* [WRITTEN REQUEST] Do not include the pictures; repeat the rest of the data exactly.

━━━ RECORDED INFORMATION

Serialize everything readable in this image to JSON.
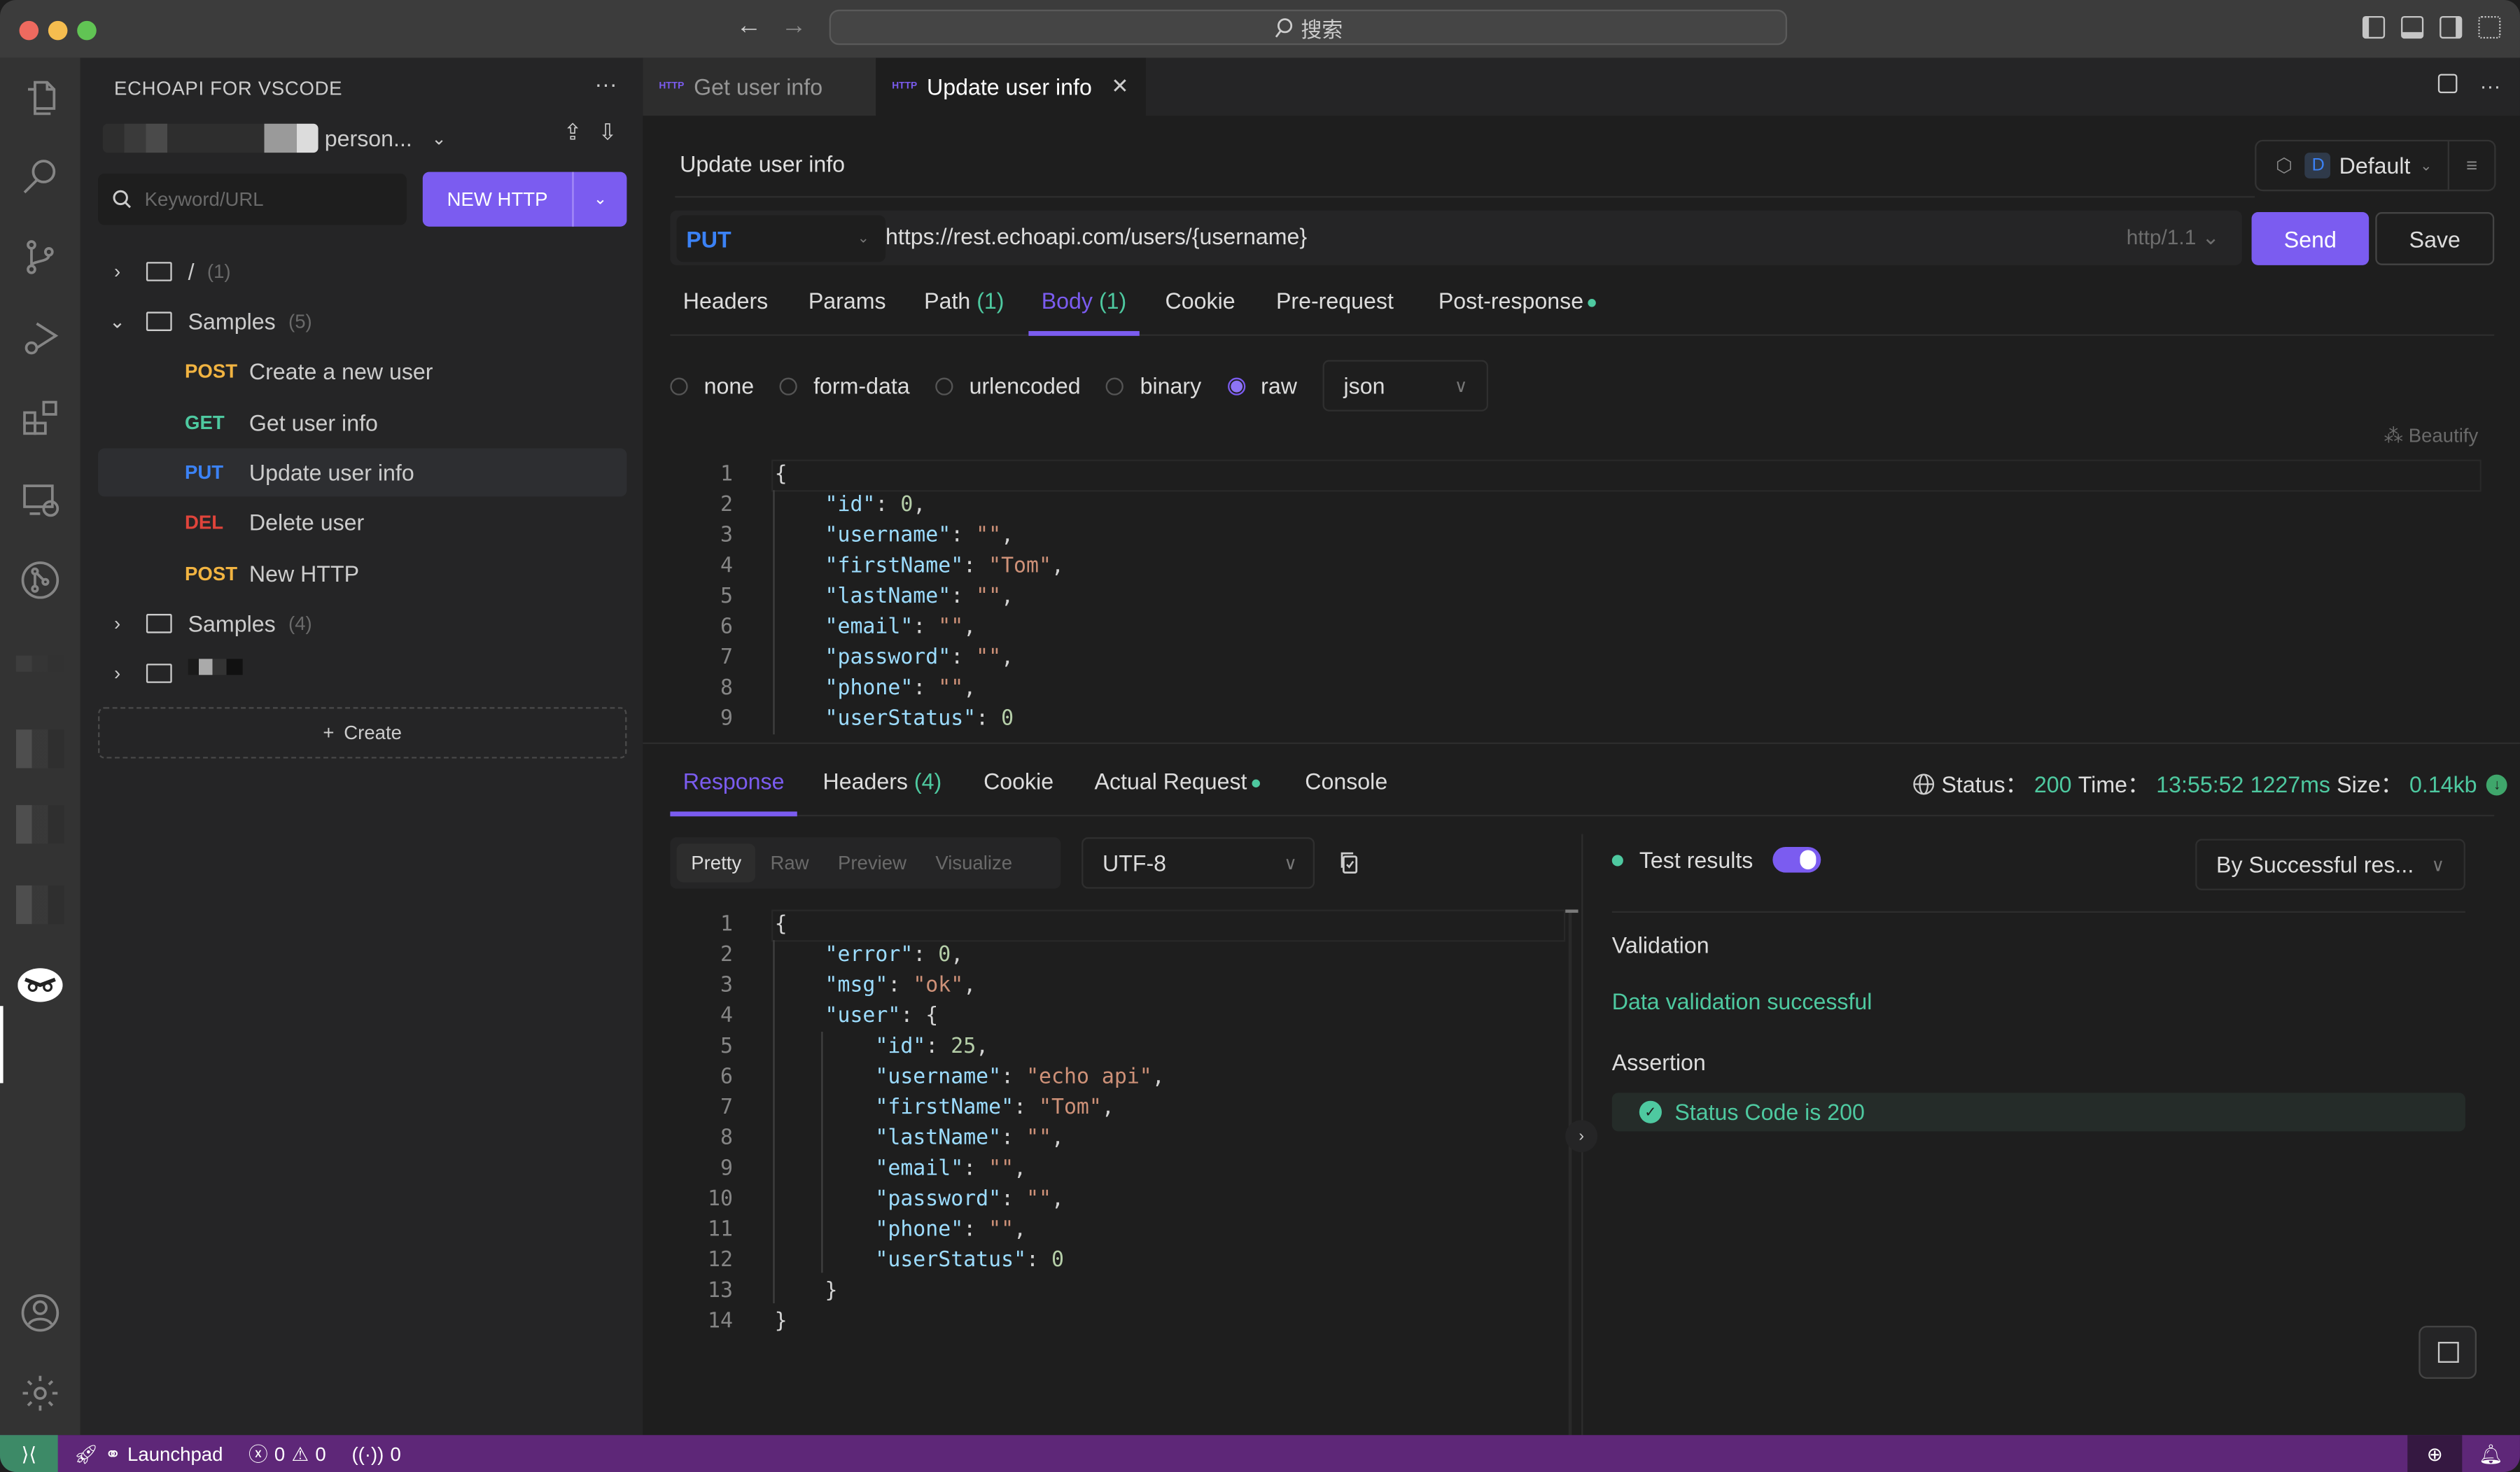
{
  "titlebar": {
    "search_placeholder": "搜索"
  },
  "sidebar": {
    "title": "ECHOAPI FOR VSCODE",
    "workspace_name": "person...",
    "search_placeholder": "Keyword/URL",
    "new_http_label": "NEW HTTP",
    "tree": [
      {
        "type": "folder",
        "name": "/",
        "count": "(1)",
        "expanded": false
      },
      {
        "type": "folder",
        "name": "Samples",
        "count": "(5)",
        "expanded": true
      },
      {
        "type": "request",
        "method": "POST",
        "name": "Create a new user"
      },
      {
        "type": "request",
        "method": "GET",
        "name": "Get user info"
      },
      {
        "type": "request",
        "method": "PUT",
        "name": "Update user info",
        "selected": true
      },
      {
        "type": "request",
        "method": "DEL",
        "name": "Delete user"
      },
      {
        "type": "request",
        "method": "POST",
        "name": "New HTTP"
      },
      {
        "type": "folder",
        "name": "Samples",
        "count": "(4)",
        "expanded": false
      },
      {
        "type": "folder",
        "name": "",
        "count": "",
        "expanded": false
      }
    ],
    "create_label": "Create"
  },
  "tabs": [
    {
      "tag": "HTTP",
      "label": "Get user info",
      "active": false
    },
    {
      "tag": "HTTP",
      "label": "Update user info",
      "active": true
    }
  ],
  "request": {
    "title": "Update user info",
    "environment": {
      "badge": "D",
      "name": "Default"
    },
    "method": "PUT",
    "url": "https://rest.echoapi.com/users/{username}",
    "protocol": "http/1.1",
    "send_label": "Send",
    "save_label": "Save",
    "tabs": [
      {
        "label": "Headers",
        "count": ""
      },
      {
        "label": "Params",
        "count": ""
      },
      {
        "label": "Path",
        "count": "(1)"
      },
      {
        "label": "Body",
        "count": "(1)",
        "active": true
      },
      {
        "label": "Cookie",
        "count": ""
      },
      {
        "label": "Pre-request",
        "count": ""
      },
      {
        "label": "Post-response",
        "count": "",
        "dot": true
      }
    ],
    "body_types": [
      {
        "label": "none",
        "checked": false
      },
      {
        "label": "form-data",
        "checked": false
      },
      {
        "label": "urlencoded",
        "checked": false
      },
      {
        "label": "binary",
        "checked": false
      },
      {
        "label": "raw",
        "checked": true
      }
    ],
    "raw_format": "json",
    "beautify_label": "Beautify",
    "body_lines": [
      "{",
      "    \"id\": 0,",
      "    \"username\": \"\",",
      "    \"firstName\": \"Tom\",",
      "    \"lastName\": \"\",",
      "    \"email\": \"\",",
      "    \"password\": \"\",",
      "    \"phone\": \"\",",
      "    \"userStatus\": 0"
    ]
  },
  "response": {
    "tabs": [
      {
        "label": "Response",
        "count": "",
        "active": true
      },
      {
        "label": "Headers",
        "count": "(4)"
      },
      {
        "label": "Cookie",
        "count": ""
      },
      {
        "label": "Actual Request",
        "count": "",
        "dot": true
      },
      {
        "label": "Console",
        "count": ""
      }
    ],
    "status_label": "Status：",
    "status_value": "200",
    "time_label": "Time：",
    "time_value": "13:55:52",
    "duration": "1227ms",
    "size_label": "Size：",
    "size_value": "0.14kb",
    "view_modes": [
      "Pretty",
      "Raw",
      "Preview",
      "Visualize"
    ],
    "active_view": "Pretty",
    "encoding": "UTF-8",
    "body_lines": [
      "{",
      "    \"error\": 0,",
      "    \"msg\": \"ok\",",
      "    \"user\": {",
      "        \"id\": 25,",
      "        \"username\": \"echo api\",",
      "        \"firstName\": \"Tom\",",
      "        \"lastName\": \"\",",
      "        \"email\": \"\",",
      "        \"password\": \"\",",
      "        \"phone\": \"\",",
      "        \"userStatus\": 0",
      "    }",
      "}"
    ],
    "tests": {
      "title": "Test results",
      "toggle_on": true,
      "filter": "By Successful res...",
      "validation_title": "Validation",
      "validation_result": "Data validation successful",
      "assertion_title": "Assertion",
      "assertions": [
        "Status Code is 200"
      ]
    }
  },
  "statusbar": {
    "launchpad_label": "Launchpad",
    "errors": "0",
    "warnings": "0",
    "ports": "0"
  },
  "colors": {
    "accent": "#7b5cf0",
    "success": "#4ec9a0",
    "post": "#f2b441",
    "get": "#4ec9a0",
    "put": "#3b82f6",
    "del": "#e0443b",
    "statusbar": "#5e2778"
  }
}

━━━━━━

* [SOLUTION BELOW]
Serialize everything readable in this image to JSON.
{
  "titlebar": {
    "search_placeholder": "搜索"
  },
  "sidebar": {
    "title": "ECHOAPI FOR VSCODE",
    "workspace_name": "person...",
    "search_placeholder": "Keyword/URL",
    "new_http_label": "NEW HTTP",
    "tree": [
      {
        "type": "folder",
        "name": "/",
        "count": "(1)",
        "expanded": false
      },
      {
        "type": "folder",
        "name": "Samples",
        "count": "(5)",
        "expanded": true
      },
      {
        "type": "request",
        "method": "POST",
        "name": "Create a new user"
      },
      {
        "type": "request",
        "method": "GET",
        "name": "Get user info"
      },
      {
        "type": "request",
        "method": "PUT",
        "name": "Update user info",
        "selected": true
      },
      {
        "type": "request",
        "method": "DEL",
        "name": "Delete user"
      },
      {
        "type": "request",
        "method": "POST",
        "name": "New HTTP"
      },
      {
        "type": "folder",
        "name": "Samples",
        "count": "(4)",
        "expanded": false
      },
      {
        "type": "folder",
        "name": "",
        "count": "",
        "expanded": false
      }
    ],
    "create_label": "Create"
  },
  "tabs": [
    {
      "tag": "HTTP",
      "label": "Get user info",
      "active": false
    },
    {
      "tag": "HTTP",
      "label": "Update user info",
      "active": true
    }
  ],
  "request": {
    "title": "Update user info",
    "environment": {
      "badge": "D",
      "name": "Default"
    },
    "method": "PUT",
    "url": "https://rest.echoapi.com/users/{username}",
    "protocol": "http/1.1",
    "send_label": "Send",
    "save_label": "Save",
    "tabs": [
      {
        "label": "Headers",
        "count": ""
      },
      {
        "label": "Params",
        "count": ""
      },
      {
        "label": "Path",
        "count": "(1)"
      },
      {
        "label": "Body",
        "count": "(1)",
        "active": true
      },
      {
        "label": "Cookie",
        "count": ""
      },
      {
        "label": "Pre-request",
        "count": ""
      },
      {
        "label": "Post-response",
        "count": "",
        "dot": true
      }
    ],
    "body_types": [
      {
        "label": "none",
        "checked": false
      },
      {
        "label": "form-data",
        "checked": false
      },
      {
        "label": "urlencoded",
        "checked": false
      },
      {
        "label": "binary",
        "checked": false
      },
      {
        "label": "raw",
        "checked": true
      }
    ],
    "raw_format": "json",
    "beautify_label": "Beautify",
    "body_lines": [
      "{",
      "    \"id\": 0,",
      "    \"username\": \"\",",
      "    \"firstName\": \"Tom\",",
      "    \"lastName\": \"\",",
      "    \"email\": \"\",",
      "    \"password\": \"\",",
      "    \"phone\": \"\",",
      "    \"userStatus\": 0"
    ]
  },
  "response": {
    "tabs": [
      {
        "label": "Response",
        "count": "",
        "active": true
      },
      {
        "label": "Headers",
        "count": "(4)"
      },
      {
        "label": "Cookie",
        "count": ""
      },
      {
        "label": "Actual Request",
        "count": "",
        "dot": true
      },
      {
        "label": "Console",
        "count": ""
      }
    ],
    "status_label": "Status：",
    "status_value": "200",
    "time_label": "Time：",
    "time_value": "13:55:52",
    "duration": "1227ms",
    "size_label": "Size：",
    "size_value": "0.14kb",
    "view_modes": [
      "Pretty",
      "Raw",
      "Preview",
      "Visualize"
    ],
    "active_view": "Pretty",
    "encoding": "UTF-8",
    "body_lines": [
      "{",
      "    \"error\": 0,",
      "    \"msg\": \"ok\",",
      "    \"user\": {",
      "        \"id\": 25,",
      "        \"username\": \"echo api\",",
      "        \"firstName\": \"Tom\",",
      "        \"lastName\": \"\",",
      "        \"email\": \"\",",
      "        \"password\": \"\",",
      "        \"phone\": \"\",",
      "        \"userStatus\": 0",
      "    }",
      "}"
    ],
    "tests": {
      "title": "Test results",
      "toggle_on": true,
      "filter": "By Successful res...",
      "validation_title": "Validation",
      "validation_result": "Data validation successful",
      "assertion_title": "Assertion",
      "assertions": [
        "Status Code is 200"
      ]
    }
  },
  "statusbar": {
    "launchpad_label": "Launchpad",
    "errors": "0",
    "warnings": "0",
    "ports": "0"
  },
  "colors": {
    "accent": "#7b5cf0",
    "success": "#4ec9a0",
    "post": "#f2b441",
    "get": "#4ec9a0",
    "put": "#3b82f6",
    "del": "#e0443b",
    "statusbar": "#5e2778"
  }
}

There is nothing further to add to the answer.